### Request
Print out each record below, unaltered and complete, without its images.

### Exercise material
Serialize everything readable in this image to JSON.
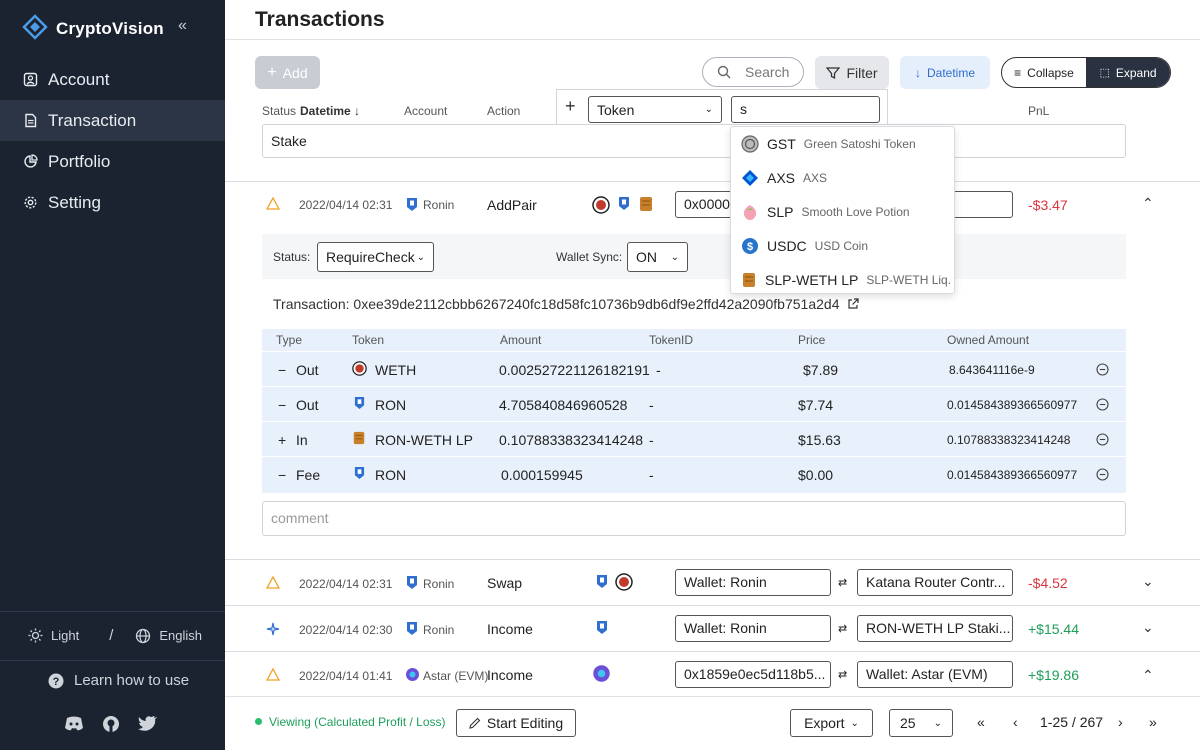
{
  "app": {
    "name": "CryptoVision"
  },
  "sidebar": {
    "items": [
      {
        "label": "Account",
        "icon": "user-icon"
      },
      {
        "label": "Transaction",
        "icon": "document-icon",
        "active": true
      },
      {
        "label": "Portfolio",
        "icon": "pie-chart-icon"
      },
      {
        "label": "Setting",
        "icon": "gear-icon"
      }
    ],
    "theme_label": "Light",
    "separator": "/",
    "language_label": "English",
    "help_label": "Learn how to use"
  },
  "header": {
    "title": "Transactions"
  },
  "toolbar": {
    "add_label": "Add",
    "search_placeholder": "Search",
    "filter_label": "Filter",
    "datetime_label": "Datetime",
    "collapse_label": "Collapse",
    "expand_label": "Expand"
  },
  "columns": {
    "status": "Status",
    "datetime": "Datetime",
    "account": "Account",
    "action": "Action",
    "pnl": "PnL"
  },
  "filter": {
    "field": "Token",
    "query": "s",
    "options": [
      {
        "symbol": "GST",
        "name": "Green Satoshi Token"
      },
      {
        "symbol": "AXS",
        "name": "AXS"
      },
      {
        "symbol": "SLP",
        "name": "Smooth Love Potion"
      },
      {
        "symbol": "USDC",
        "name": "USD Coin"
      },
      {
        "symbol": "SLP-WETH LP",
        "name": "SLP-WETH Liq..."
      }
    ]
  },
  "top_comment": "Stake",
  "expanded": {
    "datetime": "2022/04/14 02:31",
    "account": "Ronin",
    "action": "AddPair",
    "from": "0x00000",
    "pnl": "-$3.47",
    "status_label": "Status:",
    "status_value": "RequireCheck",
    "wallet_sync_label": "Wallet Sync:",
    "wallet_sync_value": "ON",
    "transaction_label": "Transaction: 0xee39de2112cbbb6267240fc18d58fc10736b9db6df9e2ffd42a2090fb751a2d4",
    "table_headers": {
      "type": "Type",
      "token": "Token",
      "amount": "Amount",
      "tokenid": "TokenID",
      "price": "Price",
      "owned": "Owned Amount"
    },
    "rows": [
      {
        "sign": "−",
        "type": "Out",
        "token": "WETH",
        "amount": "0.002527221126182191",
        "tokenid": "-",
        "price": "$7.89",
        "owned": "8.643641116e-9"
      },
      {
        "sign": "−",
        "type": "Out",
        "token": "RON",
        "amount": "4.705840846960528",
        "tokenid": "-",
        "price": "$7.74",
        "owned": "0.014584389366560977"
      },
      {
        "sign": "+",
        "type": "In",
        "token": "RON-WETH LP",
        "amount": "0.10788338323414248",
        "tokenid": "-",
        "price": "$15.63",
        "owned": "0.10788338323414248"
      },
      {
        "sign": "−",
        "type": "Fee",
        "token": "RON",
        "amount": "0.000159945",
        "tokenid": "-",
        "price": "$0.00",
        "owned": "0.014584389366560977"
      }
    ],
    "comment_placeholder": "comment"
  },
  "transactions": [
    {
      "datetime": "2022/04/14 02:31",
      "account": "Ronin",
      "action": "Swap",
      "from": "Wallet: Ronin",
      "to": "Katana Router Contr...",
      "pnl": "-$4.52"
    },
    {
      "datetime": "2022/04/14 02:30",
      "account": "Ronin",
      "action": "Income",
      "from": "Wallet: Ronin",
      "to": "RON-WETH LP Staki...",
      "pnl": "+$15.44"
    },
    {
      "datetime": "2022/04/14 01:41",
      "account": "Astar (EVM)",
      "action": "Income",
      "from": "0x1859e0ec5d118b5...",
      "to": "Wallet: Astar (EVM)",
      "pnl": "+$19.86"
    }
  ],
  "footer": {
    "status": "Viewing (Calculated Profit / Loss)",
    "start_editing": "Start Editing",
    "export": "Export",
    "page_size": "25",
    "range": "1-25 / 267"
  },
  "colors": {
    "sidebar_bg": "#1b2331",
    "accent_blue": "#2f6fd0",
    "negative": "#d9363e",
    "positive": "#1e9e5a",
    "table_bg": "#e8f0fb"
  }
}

### Answer to this task
Serialize everything readable in this image to JSON.
{
  "app": {
    "name": "CryptoVision"
  },
  "sidebar": {
    "items": [
      {
        "label": "Account",
        "icon": "user-icon"
      },
      {
        "label": "Transaction",
        "icon": "document-icon",
        "active": true
      },
      {
        "label": "Portfolio",
        "icon": "pie-chart-icon"
      },
      {
        "label": "Setting",
        "icon": "gear-icon"
      }
    ],
    "theme_label": "Light",
    "separator": "/",
    "language_label": "English",
    "help_label": "Learn how to use"
  },
  "header": {
    "title": "Transactions"
  },
  "toolbar": {
    "add_label": "Add",
    "search_placeholder": "Search",
    "filter_label": "Filter",
    "datetime_label": "Datetime",
    "collapse_label": "Collapse",
    "expand_label": "Expand"
  },
  "columns": {
    "status": "Status",
    "datetime": "Datetime",
    "account": "Account",
    "action": "Action",
    "pnl": "PnL"
  },
  "filter": {
    "field": "Token",
    "query": "s",
    "options": [
      {
        "symbol": "GST",
        "name": "Green Satoshi Token"
      },
      {
        "symbol": "AXS",
        "name": "AXS"
      },
      {
        "symbol": "SLP",
        "name": "Smooth Love Potion"
      },
      {
        "symbol": "USDC",
        "name": "USD Coin"
      },
      {
        "symbol": "SLP-WETH LP",
        "name": "SLP-WETH Liq..."
      }
    ]
  },
  "top_comment": "Stake",
  "expanded": {
    "datetime": "2022/04/14 02:31",
    "account": "Ronin",
    "action": "AddPair",
    "from": "0x00000",
    "pnl": "-$3.47",
    "status_label": "Status:",
    "status_value": "RequireCheck",
    "wallet_sync_label": "Wallet Sync:",
    "wallet_sync_value": "ON",
    "transaction_label": "Transaction: 0xee39de2112cbbb6267240fc18d58fc10736b9db6df9e2ffd42a2090fb751a2d4",
    "table_headers": {
      "type": "Type",
      "token": "Token",
      "amount": "Amount",
      "tokenid": "TokenID",
      "price": "Price",
      "owned": "Owned Amount"
    },
    "rows": [
      {
        "sign": "−",
        "type": "Out",
        "token": "WETH",
        "amount": "0.002527221126182191",
        "tokenid": "-",
        "price": "$7.89",
        "owned": "8.643641116e-9"
      },
      {
        "sign": "−",
        "type": "Out",
        "token": "RON",
        "amount": "4.705840846960528",
        "tokenid": "-",
        "price": "$7.74",
        "owned": "0.014584389366560977"
      },
      {
        "sign": "+",
        "type": "In",
        "token": "RON-WETH LP",
        "amount": "0.10788338323414248",
        "tokenid": "-",
        "price": "$15.63",
        "owned": "0.10788338323414248"
      },
      {
        "sign": "−",
        "type": "Fee",
        "token": "RON",
        "amount": "0.000159945",
        "tokenid": "-",
        "price": "$0.00",
        "owned": "0.014584389366560977"
      }
    ],
    "comment_placeholder": "comment"
  },
  "transactions": [
    {
      "datetime": "2022/04/14 02:31",
      "account": "Ronin",
      "action": "Swap",
      "from": "Wallet: Ronin",
      "to": "Katana Router Contr...",
      "pnl": "-$4.52"
    },
    {
      "datetime": "2022/04/14 02:30",
      "account": "Ronin",
      "action": "Income",
      "from": "Wallet: Ronin",
      "to": "RON-WETH LP Staki...",
      "pnl": "+$15.44"
    },
    {
      "datetime": "2022/04/14 01:41",
      "account": "Astar (EVM)",
      "action": "Income",
      "from": "0x1859e0ec5d118b5...",
      "to": "Wallet: Astar (EVM)",
      "pnl": "+$19.86"
    }
  ],
  "footer": {
    "status": "Viewing (Calculated Profit / Loss)",
    "start_editing": "Start Editing",
    "export": "Export",
    "page_size": "25",
    "range": "1-25 / 267"
  },
  "colors": {
    "sidebar_bg": "#1b2331",
    "accent_blue": "#2f6fd0",
    "negative": "#d9363e",
    "positive": "#1e9e5a",
    "table_bg": "#e8f0fb"
  }
}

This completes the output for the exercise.